**Kutipan Teks:**
Nagarai Salingkuang Adat

Nagari adalah suatu tempat atau wilayah yang mengandung satu kesatuan wilayah, satu kesatuan masyarakat, dan satu kesatuan adat.

Syarat-syarat nagari:

babalai – bamusajik : Memiliki tempat musyawarah (balai) dan masjid

basuku – banagari : Memiliki minimal empat suku dan suatu wilayah tertentu

bakorong – bakampuang : Memiliki korong dan kampung

balabuah – batapian : Memiliki jalan dan tempat mandi/sumber air

basawah – baladang : Memiliki sawah dan ladang sebagai sumber kehidupan

bagalanggang – pamedanan : Memiliki gelanggang dan lapangan tempat keramaian

bapandam – panguburan : Memiliki tanah pemakaman

Nagari sebagai kesatuan adat memiliki kebebasan untuk mengurus nagarinya sendiri sesuai adat yang berlaku. Dalam pituah adat disebut kusuik bulu paruah manyalasaikan, kusuik paruah bulu manyalasaikan.

Pemerintahan di sebuah nagari diatur menutut tingkatan berikut:

  1. Suku, dipimpin oleh mamak/penghulu suku.

Entri anotasi spasial
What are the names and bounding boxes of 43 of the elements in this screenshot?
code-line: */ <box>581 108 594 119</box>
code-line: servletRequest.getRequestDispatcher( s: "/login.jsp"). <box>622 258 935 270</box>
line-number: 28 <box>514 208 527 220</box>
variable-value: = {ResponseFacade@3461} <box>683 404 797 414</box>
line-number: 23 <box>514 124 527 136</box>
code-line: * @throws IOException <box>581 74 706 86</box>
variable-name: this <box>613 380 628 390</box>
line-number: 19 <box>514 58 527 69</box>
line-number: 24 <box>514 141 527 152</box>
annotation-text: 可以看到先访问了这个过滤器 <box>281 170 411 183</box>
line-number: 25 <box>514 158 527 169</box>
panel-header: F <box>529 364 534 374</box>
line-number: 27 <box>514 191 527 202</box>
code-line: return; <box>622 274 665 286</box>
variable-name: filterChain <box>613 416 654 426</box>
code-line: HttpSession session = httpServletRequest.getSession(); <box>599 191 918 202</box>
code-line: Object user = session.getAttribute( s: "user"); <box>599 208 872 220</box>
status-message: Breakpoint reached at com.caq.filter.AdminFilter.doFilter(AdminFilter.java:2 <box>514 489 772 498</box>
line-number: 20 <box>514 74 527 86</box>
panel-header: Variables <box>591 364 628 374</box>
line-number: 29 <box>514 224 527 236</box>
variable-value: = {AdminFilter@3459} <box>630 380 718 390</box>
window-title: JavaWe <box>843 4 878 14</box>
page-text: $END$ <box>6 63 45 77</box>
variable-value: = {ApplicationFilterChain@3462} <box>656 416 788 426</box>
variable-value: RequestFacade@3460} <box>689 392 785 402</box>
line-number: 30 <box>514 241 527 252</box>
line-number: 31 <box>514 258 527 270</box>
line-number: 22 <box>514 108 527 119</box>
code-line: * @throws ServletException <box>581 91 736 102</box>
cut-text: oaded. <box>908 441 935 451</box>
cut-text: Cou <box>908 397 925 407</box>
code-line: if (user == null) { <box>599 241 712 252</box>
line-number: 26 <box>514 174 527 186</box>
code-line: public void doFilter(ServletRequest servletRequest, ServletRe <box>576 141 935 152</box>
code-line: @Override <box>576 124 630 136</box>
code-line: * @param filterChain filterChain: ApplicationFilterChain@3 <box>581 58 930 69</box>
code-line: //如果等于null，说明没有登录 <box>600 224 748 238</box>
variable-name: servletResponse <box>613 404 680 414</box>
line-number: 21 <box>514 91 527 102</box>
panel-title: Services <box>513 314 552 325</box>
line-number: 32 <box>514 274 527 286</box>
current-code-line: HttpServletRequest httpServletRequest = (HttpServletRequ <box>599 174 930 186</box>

**Petunjuk:** Menurut kutipan teks tentang nagari, berapa jumlah suku paling sedikit yang harus dimiliki sebuah nagari?

**Latihan Selesai:** Sebuah nagari harus memiliki minimal empat suku.